● **Written request**
Copy out, without any changes, the part of the material that runs from its first line through the line containing "feels-filter-label: Feels: [69, 227, 103, 243]".

──────── Source data

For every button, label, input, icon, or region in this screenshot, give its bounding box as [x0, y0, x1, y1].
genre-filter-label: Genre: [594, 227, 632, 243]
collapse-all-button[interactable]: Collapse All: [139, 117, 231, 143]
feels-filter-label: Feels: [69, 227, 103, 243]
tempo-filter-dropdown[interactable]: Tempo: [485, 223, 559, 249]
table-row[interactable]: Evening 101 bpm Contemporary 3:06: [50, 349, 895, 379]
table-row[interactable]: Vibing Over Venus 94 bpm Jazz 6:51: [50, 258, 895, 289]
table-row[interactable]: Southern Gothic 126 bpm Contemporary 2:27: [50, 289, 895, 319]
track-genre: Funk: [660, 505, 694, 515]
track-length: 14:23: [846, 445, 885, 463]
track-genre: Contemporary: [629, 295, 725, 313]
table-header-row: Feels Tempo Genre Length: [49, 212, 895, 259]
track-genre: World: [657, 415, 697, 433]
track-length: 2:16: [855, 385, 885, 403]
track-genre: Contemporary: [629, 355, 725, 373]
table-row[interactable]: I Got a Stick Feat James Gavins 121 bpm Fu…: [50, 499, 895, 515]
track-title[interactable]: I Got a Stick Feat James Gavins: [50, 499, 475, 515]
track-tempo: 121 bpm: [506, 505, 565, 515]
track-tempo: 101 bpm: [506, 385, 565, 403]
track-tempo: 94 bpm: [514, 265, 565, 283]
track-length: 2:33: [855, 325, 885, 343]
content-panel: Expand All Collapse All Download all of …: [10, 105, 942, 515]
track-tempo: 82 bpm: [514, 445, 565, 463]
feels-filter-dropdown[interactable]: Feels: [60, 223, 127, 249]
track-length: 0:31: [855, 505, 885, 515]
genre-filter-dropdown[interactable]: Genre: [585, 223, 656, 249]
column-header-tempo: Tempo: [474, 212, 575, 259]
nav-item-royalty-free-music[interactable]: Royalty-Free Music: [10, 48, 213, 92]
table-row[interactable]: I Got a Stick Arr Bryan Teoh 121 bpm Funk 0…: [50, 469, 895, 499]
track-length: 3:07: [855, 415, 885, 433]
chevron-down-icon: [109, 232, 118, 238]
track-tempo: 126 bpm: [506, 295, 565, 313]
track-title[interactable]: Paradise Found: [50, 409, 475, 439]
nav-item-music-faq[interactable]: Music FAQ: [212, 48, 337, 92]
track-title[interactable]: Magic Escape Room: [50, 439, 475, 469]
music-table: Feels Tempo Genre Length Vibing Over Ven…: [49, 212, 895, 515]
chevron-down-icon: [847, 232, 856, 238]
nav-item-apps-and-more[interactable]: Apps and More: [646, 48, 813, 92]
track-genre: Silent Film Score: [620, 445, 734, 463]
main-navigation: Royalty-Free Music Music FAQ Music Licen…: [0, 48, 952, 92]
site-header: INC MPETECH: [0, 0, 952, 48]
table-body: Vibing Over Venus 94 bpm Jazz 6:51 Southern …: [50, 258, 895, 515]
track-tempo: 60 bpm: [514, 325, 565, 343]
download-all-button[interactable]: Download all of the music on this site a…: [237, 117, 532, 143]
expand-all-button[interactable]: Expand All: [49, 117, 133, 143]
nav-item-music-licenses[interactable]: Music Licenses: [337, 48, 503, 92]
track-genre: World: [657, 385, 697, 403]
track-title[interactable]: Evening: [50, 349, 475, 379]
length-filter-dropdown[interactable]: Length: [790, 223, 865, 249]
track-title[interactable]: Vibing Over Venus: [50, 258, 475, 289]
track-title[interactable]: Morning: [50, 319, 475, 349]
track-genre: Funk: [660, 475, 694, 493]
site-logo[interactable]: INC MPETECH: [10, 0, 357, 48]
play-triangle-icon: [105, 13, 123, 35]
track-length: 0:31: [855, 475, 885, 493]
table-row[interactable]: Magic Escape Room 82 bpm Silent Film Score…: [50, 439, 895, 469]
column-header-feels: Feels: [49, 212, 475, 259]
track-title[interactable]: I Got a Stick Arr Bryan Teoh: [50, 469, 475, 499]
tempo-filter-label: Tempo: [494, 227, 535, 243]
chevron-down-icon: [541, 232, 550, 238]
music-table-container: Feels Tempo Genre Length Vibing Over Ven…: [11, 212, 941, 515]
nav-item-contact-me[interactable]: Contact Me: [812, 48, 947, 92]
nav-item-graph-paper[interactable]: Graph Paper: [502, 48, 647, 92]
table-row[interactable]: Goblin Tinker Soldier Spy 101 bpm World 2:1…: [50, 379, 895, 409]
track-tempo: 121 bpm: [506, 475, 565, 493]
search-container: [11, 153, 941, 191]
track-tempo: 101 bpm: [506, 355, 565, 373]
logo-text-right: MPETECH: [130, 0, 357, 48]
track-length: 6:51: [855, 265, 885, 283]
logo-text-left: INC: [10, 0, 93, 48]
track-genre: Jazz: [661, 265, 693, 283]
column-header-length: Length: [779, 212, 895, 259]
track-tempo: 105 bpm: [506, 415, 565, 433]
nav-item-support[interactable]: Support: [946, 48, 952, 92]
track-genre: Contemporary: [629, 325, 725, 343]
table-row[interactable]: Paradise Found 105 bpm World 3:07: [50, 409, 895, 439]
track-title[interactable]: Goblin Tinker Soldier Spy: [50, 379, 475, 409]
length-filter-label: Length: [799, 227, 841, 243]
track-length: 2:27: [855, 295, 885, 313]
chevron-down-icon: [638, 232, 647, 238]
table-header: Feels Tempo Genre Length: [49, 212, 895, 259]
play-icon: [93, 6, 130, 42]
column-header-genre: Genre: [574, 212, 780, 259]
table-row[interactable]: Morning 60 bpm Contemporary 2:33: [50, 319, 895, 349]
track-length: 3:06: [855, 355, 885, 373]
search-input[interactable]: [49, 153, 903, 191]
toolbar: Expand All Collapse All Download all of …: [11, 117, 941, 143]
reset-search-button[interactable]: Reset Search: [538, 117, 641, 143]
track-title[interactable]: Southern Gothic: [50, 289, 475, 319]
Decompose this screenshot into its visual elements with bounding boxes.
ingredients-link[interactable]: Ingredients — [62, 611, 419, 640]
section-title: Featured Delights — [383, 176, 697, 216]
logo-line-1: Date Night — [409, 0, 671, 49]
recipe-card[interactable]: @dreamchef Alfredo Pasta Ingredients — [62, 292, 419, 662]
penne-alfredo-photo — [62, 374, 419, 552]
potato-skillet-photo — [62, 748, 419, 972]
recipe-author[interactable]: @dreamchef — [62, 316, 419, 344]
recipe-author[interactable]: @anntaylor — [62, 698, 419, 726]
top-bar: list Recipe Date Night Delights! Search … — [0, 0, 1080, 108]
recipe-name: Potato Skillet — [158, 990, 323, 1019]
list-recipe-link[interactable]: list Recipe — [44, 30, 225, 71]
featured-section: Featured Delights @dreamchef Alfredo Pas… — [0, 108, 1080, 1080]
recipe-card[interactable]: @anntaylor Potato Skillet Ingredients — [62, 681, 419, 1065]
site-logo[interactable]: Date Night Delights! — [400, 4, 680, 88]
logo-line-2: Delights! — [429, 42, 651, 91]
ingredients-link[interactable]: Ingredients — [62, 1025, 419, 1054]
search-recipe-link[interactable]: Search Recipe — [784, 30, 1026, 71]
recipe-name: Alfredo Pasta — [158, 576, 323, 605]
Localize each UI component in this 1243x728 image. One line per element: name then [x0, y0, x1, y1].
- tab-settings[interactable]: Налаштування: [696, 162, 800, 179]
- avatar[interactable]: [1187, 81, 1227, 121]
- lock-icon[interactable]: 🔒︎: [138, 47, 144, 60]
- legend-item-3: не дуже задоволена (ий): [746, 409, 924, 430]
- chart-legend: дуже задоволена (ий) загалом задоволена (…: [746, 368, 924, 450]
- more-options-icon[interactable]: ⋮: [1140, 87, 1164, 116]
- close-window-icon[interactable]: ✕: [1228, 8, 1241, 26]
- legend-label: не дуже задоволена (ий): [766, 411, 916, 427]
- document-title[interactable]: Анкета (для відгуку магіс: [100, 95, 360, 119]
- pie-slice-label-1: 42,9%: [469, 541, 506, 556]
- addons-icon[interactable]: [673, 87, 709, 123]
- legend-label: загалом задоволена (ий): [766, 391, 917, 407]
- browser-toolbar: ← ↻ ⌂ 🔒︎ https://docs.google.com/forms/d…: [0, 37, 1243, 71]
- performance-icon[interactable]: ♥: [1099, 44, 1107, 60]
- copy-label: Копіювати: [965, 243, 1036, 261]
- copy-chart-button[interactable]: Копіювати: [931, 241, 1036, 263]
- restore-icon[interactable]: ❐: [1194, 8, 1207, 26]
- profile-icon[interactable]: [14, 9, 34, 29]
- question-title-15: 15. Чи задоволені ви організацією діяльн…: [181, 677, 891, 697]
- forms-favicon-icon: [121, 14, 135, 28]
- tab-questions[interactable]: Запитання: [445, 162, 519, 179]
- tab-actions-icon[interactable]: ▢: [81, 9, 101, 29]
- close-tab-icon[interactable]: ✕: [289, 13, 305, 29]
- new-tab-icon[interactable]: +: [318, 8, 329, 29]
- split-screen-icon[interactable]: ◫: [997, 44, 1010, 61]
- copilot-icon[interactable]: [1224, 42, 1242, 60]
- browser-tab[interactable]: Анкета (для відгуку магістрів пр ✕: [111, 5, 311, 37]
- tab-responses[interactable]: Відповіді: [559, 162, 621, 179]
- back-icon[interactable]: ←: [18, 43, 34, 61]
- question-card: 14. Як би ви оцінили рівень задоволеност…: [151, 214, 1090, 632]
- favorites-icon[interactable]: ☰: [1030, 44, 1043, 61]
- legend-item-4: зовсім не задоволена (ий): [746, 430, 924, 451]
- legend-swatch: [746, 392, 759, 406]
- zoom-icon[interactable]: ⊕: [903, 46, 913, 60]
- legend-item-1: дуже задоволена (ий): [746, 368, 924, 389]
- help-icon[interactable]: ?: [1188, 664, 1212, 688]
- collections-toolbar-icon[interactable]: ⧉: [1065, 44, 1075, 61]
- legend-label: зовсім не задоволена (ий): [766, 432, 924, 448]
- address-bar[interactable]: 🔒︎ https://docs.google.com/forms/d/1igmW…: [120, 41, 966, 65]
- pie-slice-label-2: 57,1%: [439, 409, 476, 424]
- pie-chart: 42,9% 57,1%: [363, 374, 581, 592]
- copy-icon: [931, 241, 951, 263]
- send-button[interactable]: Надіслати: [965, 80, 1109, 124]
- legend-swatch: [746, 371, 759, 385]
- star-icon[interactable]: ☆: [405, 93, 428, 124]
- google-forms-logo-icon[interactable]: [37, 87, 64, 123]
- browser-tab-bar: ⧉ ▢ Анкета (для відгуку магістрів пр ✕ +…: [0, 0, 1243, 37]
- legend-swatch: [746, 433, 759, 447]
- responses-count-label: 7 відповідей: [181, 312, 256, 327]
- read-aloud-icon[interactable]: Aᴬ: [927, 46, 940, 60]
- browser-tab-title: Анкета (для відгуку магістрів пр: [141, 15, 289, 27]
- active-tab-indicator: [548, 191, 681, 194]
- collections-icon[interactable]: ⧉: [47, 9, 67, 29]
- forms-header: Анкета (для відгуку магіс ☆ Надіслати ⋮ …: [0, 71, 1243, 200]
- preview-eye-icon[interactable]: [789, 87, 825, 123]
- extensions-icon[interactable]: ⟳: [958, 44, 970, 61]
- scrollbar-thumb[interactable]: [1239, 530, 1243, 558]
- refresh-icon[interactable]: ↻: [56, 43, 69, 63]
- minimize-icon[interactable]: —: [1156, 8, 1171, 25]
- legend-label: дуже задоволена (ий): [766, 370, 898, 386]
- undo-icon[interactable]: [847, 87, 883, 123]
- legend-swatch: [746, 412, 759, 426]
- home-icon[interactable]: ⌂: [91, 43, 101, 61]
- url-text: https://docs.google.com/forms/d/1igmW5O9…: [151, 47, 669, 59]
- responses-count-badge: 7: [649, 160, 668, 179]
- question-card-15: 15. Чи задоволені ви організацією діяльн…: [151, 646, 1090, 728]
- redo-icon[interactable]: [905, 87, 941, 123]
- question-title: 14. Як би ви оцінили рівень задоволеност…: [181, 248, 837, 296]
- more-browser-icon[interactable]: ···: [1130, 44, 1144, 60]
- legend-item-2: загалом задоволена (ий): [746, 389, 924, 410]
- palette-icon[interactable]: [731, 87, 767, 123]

────────────────

● **The output**
For every button, label, input, icon, or region in this screenshot, give its bounding box as [x0, y0, x1, y1].
genre-filter-label: Genre: [594, 227, 632, 243]
collapse-all-button[interactable]: Collapse All: [139, 117, 231, 143]
feels-filter-label: Feels: [69, 227, 103, 243]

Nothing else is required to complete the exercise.